SHORT PROBLEM
Extract each line holding the word "based" from the entries.

GIVEN DATA
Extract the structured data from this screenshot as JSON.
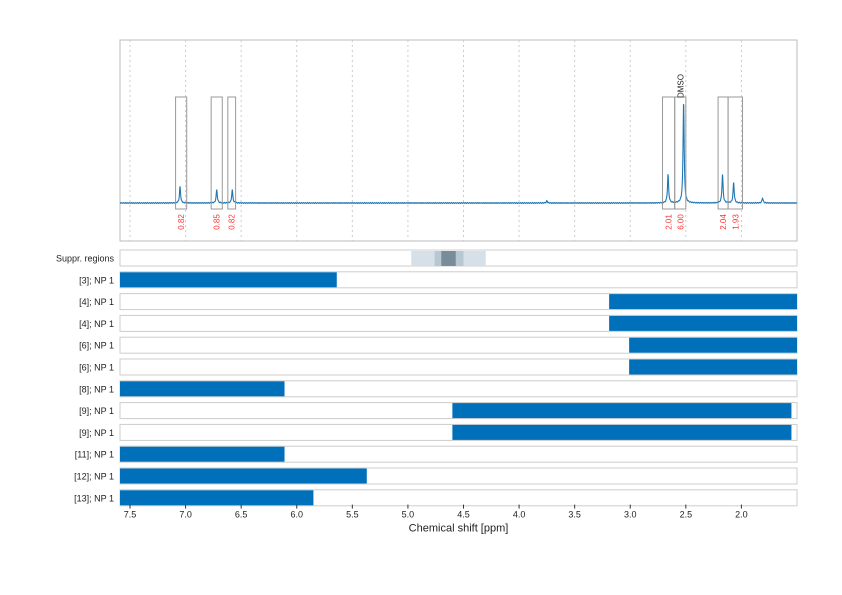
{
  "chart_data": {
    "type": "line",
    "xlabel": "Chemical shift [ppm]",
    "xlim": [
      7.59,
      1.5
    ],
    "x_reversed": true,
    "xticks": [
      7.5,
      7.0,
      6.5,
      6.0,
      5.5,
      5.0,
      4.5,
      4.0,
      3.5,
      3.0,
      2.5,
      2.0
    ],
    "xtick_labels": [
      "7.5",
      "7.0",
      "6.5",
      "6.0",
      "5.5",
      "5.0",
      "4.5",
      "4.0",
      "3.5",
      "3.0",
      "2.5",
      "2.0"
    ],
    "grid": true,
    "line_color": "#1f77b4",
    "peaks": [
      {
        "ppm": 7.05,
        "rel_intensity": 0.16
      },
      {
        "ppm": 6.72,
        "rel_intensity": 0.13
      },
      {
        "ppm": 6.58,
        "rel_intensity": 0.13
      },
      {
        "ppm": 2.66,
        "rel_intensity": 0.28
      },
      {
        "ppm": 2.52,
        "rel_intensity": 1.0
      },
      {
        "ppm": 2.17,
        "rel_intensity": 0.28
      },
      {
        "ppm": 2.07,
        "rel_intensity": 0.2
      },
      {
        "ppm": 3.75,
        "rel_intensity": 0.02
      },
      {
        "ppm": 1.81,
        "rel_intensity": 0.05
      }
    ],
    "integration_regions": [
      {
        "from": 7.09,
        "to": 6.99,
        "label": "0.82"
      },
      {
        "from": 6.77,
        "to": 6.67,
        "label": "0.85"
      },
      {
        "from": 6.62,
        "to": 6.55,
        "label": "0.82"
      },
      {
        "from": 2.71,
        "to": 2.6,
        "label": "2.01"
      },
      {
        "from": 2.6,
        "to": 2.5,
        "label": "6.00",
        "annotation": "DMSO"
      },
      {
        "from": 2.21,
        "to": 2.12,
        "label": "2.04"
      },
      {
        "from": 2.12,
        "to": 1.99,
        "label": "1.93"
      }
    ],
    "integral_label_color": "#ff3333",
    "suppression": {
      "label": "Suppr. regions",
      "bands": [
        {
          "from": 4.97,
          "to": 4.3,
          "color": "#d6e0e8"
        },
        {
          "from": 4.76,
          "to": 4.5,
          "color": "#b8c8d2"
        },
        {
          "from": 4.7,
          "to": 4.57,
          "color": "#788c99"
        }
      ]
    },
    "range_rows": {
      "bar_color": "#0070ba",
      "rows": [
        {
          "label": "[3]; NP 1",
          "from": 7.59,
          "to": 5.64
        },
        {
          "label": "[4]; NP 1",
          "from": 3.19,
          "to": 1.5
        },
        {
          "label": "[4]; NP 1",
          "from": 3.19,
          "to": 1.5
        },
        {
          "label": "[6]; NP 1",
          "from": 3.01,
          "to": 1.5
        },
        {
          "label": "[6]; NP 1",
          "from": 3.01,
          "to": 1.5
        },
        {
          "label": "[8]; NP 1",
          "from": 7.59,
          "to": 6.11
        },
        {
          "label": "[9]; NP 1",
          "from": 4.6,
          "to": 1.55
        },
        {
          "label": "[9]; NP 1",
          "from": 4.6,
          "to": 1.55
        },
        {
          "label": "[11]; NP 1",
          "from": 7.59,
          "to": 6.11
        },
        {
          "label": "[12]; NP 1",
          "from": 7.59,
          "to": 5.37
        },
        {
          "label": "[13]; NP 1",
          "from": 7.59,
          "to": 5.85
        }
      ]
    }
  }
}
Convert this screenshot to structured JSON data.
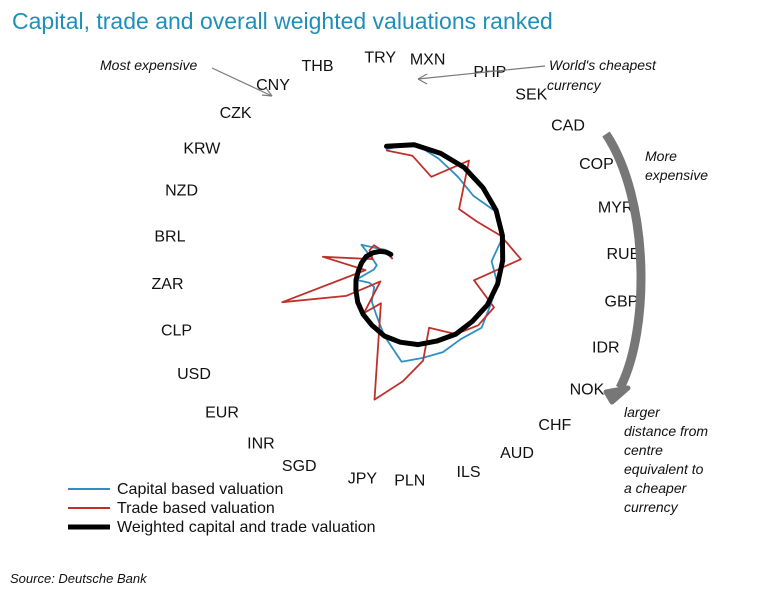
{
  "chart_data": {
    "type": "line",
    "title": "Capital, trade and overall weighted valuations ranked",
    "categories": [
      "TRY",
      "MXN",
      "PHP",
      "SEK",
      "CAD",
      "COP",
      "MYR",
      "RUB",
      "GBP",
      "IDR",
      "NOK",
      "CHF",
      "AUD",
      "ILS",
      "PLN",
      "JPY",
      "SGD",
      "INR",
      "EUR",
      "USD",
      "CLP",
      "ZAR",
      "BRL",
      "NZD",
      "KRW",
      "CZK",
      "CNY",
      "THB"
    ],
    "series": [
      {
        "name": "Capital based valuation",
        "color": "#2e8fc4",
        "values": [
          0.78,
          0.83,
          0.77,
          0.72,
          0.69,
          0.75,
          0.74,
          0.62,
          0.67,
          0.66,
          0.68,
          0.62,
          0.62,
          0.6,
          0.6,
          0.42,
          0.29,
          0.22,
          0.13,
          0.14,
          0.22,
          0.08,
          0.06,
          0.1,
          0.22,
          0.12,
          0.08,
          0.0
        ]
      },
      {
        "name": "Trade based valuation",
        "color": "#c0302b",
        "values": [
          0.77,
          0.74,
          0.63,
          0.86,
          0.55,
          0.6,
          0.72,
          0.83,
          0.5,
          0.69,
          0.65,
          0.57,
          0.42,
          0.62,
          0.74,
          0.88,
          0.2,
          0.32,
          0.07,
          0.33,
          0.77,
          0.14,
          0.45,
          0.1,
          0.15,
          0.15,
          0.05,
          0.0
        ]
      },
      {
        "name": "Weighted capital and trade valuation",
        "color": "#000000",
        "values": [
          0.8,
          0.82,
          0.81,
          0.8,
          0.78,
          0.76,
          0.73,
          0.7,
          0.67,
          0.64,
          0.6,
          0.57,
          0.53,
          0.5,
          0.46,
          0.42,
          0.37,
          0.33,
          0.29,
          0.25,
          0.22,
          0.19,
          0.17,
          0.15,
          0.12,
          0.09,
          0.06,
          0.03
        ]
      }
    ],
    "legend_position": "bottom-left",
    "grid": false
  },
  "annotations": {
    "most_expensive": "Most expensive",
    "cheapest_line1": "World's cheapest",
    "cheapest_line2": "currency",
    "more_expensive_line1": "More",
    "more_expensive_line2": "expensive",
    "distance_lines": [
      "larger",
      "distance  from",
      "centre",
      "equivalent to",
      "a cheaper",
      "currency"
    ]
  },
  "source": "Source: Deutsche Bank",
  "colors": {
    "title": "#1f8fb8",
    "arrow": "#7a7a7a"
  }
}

* * *

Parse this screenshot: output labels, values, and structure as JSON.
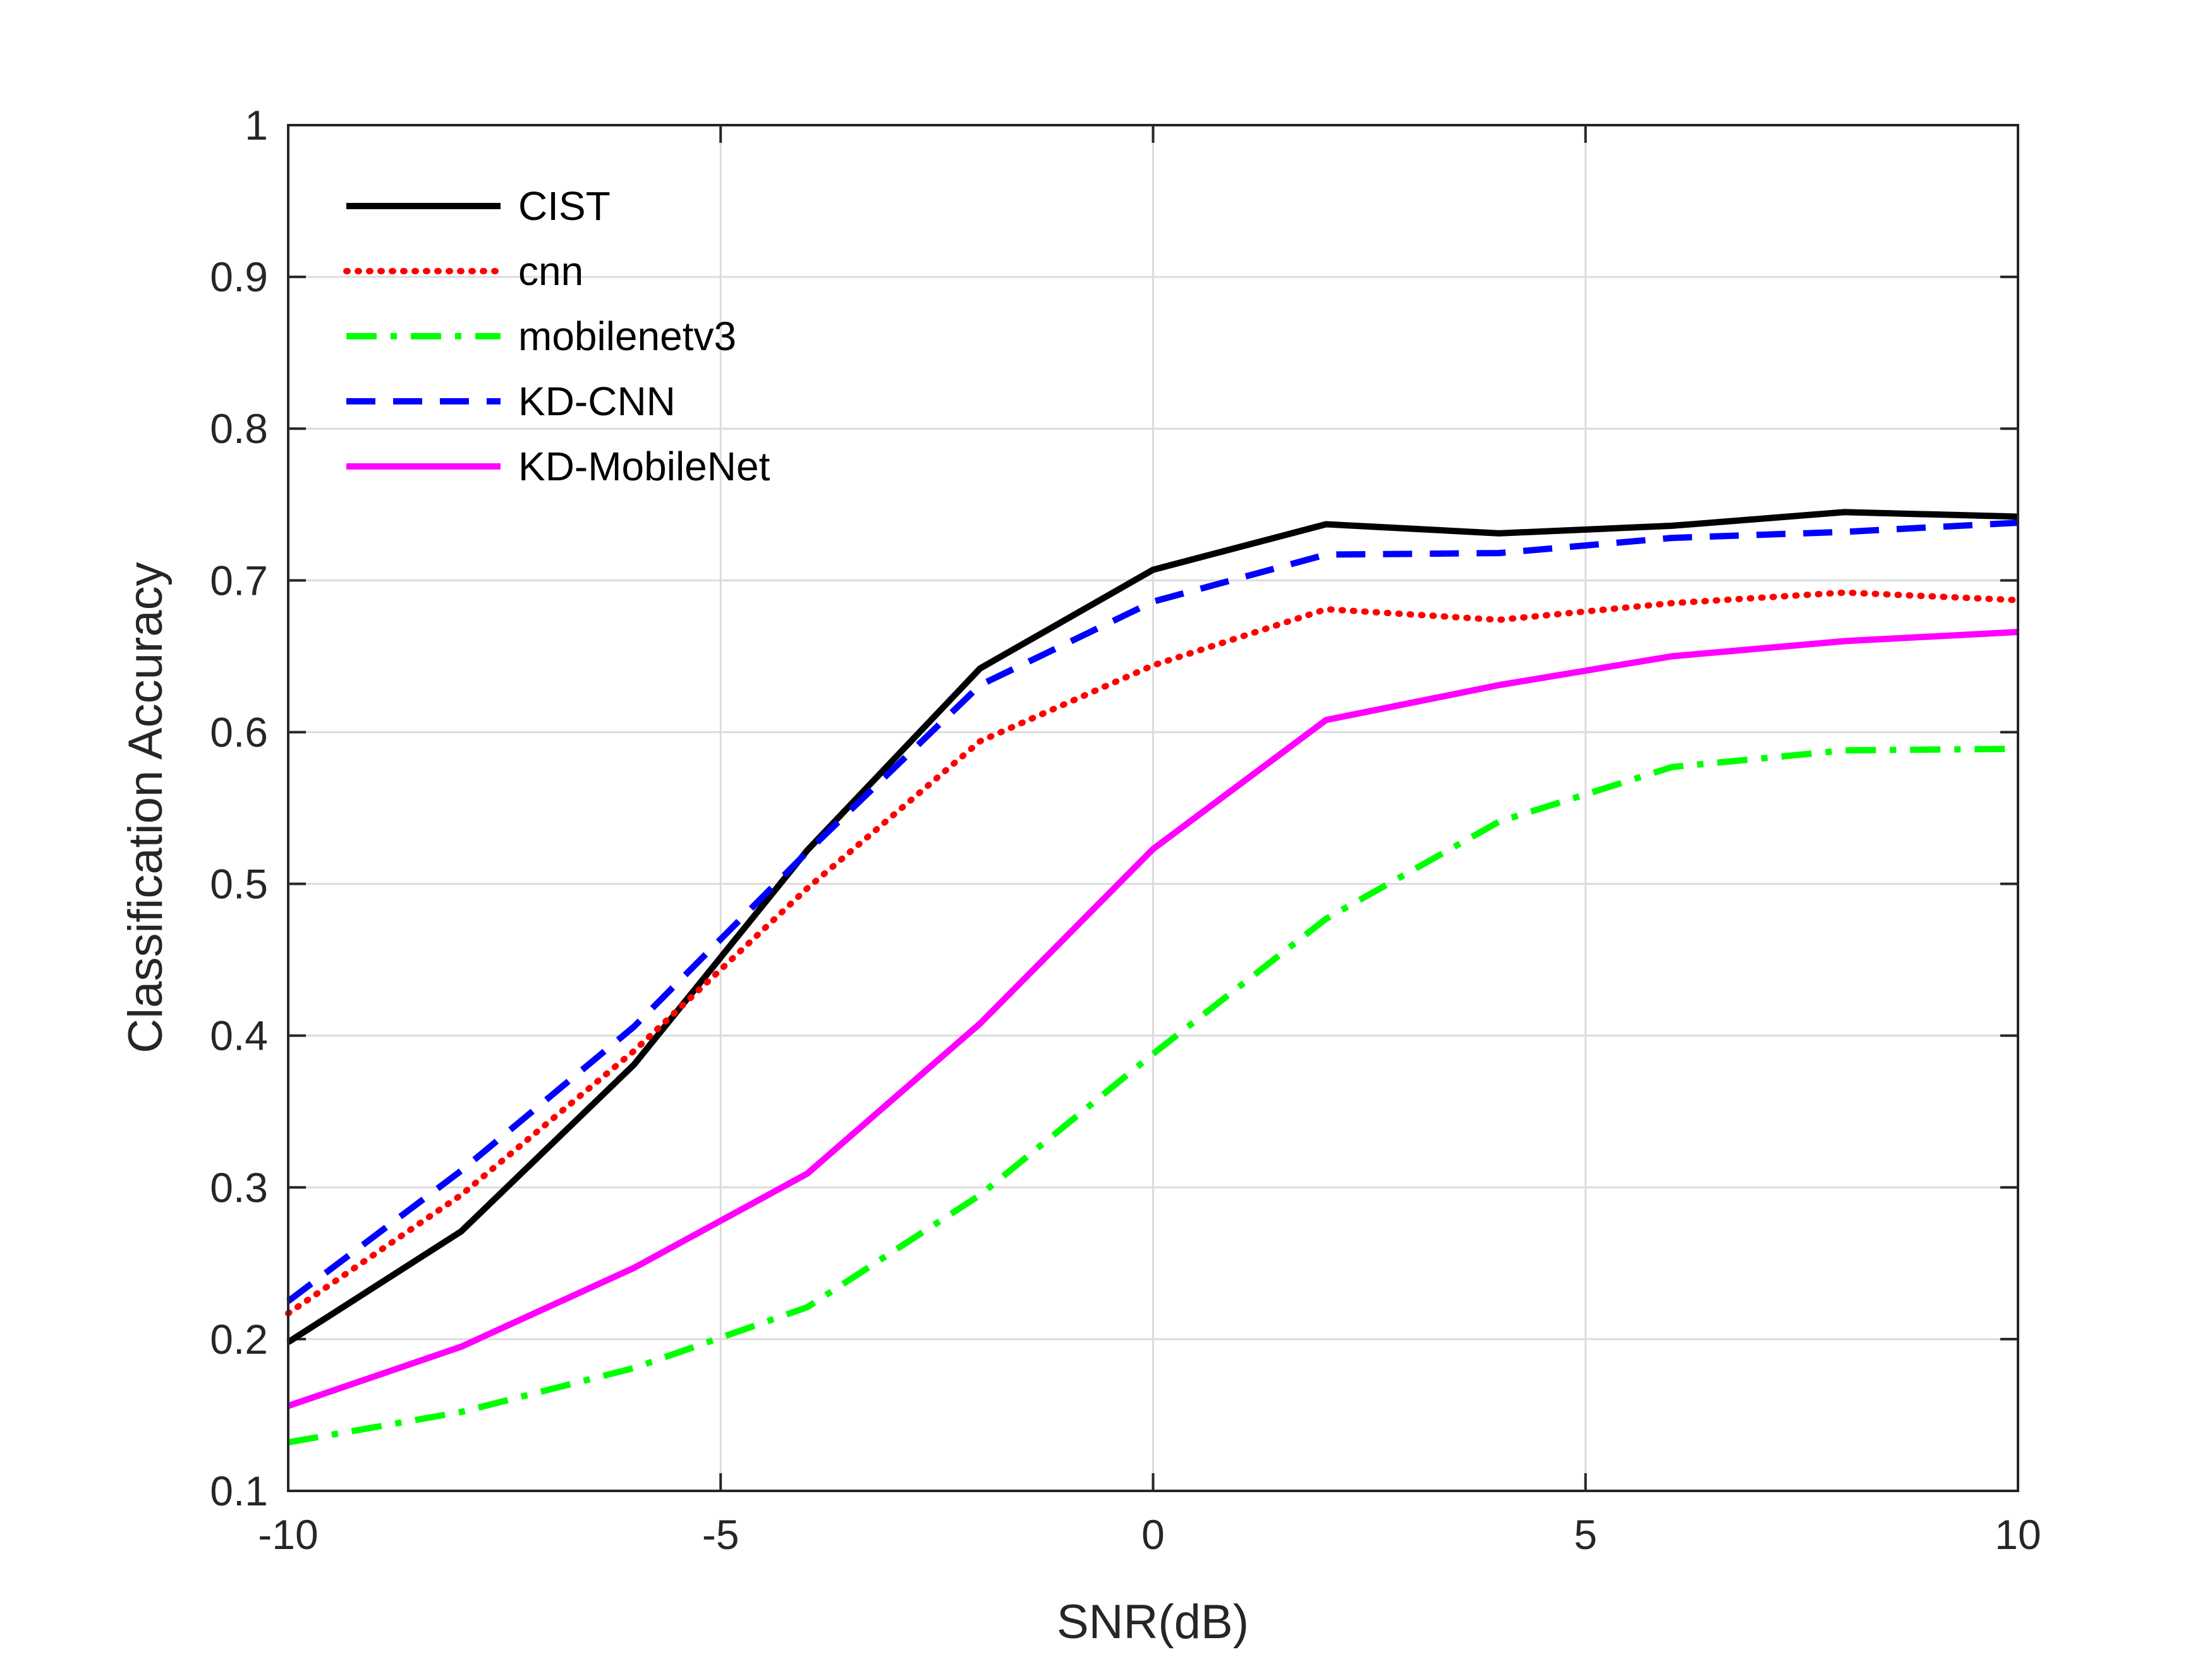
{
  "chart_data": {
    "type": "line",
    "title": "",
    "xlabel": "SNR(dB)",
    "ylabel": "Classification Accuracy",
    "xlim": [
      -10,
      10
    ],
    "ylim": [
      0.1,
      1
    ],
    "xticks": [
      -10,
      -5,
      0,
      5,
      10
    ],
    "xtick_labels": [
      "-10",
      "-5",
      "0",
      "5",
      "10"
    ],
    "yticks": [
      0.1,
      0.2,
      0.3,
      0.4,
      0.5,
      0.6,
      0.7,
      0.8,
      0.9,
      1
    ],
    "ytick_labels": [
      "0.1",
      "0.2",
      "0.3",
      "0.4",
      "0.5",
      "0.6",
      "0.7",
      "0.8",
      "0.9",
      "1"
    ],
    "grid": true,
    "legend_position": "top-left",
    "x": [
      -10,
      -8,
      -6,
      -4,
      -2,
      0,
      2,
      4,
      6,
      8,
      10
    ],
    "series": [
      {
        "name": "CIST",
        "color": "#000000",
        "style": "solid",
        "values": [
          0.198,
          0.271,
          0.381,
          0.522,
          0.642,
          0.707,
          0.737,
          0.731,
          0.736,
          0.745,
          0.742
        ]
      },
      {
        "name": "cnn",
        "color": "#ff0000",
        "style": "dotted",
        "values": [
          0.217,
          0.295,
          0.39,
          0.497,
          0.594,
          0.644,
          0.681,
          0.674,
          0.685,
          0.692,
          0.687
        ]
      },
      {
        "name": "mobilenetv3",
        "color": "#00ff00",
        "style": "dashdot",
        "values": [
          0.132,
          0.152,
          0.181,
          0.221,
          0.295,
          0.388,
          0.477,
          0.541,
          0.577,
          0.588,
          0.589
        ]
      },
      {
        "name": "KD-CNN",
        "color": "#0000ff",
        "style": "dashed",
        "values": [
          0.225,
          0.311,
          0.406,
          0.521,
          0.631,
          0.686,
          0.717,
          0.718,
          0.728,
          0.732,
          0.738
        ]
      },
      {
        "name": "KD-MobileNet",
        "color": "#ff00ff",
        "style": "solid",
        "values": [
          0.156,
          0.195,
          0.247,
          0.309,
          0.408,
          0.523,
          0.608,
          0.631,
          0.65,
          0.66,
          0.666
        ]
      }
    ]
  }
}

WORKED SOLUTION
        "name": "Capital based valuation",
        "name": "Trade based valuation",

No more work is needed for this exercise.